● **WORK TO DO**: Transcribe the records below exactly, leaving out any pictures.

Stored data:
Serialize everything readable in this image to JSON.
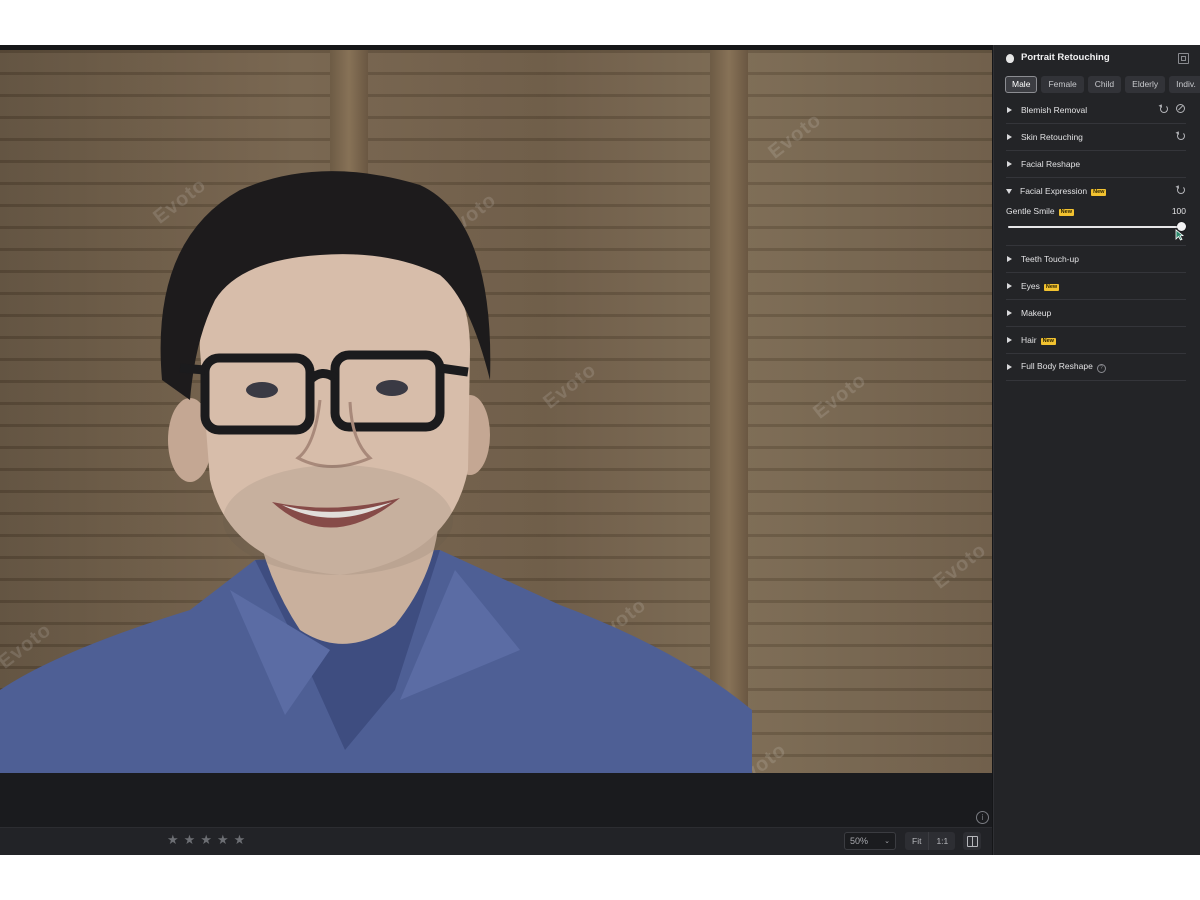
{
  "panel": {
    "title": "Portrait Retouching",
    "tabs": [
      {
        "label": "Male",
        "active": true
      },
      {
        "label": "Female",
        "active": false
      },
      {
        "label": "Child",
        "active": false
      },
      {
        "label": "Elderly",
        "active": false
      },
      {
        "label": "Indiv.",
        "active": false
      }
    ],
    "sections": {
      "blemish": {
        "label": "Blemish Removal"
      },
      "skin": {
        "label": "Skin Retouching"
      },
      "reshape": {
        "label": "Facial Reshape"
      },
      "expression": {
        "label": "Facial Expression",
        "badge": "New"
      },
      "teeth": {
        "label": "Teeth Touch-up"
      },
      "eyes": {
        "label": "Eyes",
        "badge": "New"
      },
      "makeup": {
        "label": "Makeup"
      },
      "hair": {
        "label": "Hair",
        "badge": "New"
      },
      "body": {
        "label": "Full Body Reshape",
        "help_icon": "help-circle-icon"
      }
    },
    "gentle_smile": {
      "label": "Gentle Smile",
      "badge": "New",
      "value": 100,
      "value_text": "100",
      "max": 100
    }
  },
  "canvas": {
    "watermark": "Evoto"
  },
  "bottombar": {
    "rating_stars": 5,
    "zoom": "50%",
    "fit_label": "Fit",
    "one_to_one_label": "1:1",
    "compare_icon": "split-view-icon"
  },
  "colors": {
    "badge": "#f2c230",
    "panel_bg": "#232427",
    "app_bg": "#151618"
  }
}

● **REPLY**:
Serialize everything readable in this image to JSON.
{
  "panel": {
    "title": "Portrait Retouching",
    "tabs": [
      {
        "label": "Male",
        "active": true
      },
      {
        "label": "Female",
        "active": false
      },
      {
        "label": "Child",
        "active": false
      },
      {
        "label": "Elderly",
        "active": false
      },
      {
        "label": "Indiv.",
        "active": false
      }
    ],
    "sections": {
      "blemish": {
        "label": "Blemish Removal"
      },
      "skin": {
        "label": "Skin Retouching"
      },
      "reshape": {
        "label": "Facial Reshape"
      },
      "expression": {
        "label": "Facial Expression",
        "badge": "New"
      },
      "teeth": {
        "label": "Teeth Touch-up"
      },
      "eyes": {
        "label": "Eyes",
        "badge": "New"
      },
      "makeup": {
        "label": "Makeup"
      },
      "hair": {
        "label": "Hair",
        "badge": "New"
      },
      "body": {
        "label": "Full Body Reshape",
        "help_icon": "help-circle-icon"
      }
    },
    "gentle_smile": {
      "label": "Gentle Smile",
      "badge": "New",
      "value": 100,
      "value_text": "100",
      "max": 100
    }
  },
  "canvas": {
    "watermark": "Evoto"
  },
  "bottombar": {
    "rating_stars": 5,
    "zoom": "50%",
    "fit_label": "Fit",
    "one_to_one_label": "1:1",
    "compare_icon": "split-view-icon"
  },
  "colors": {
    "badge": "#f2c230",
    "panel_bg": "#232427",
    "app_bg": "#151618"
  }
}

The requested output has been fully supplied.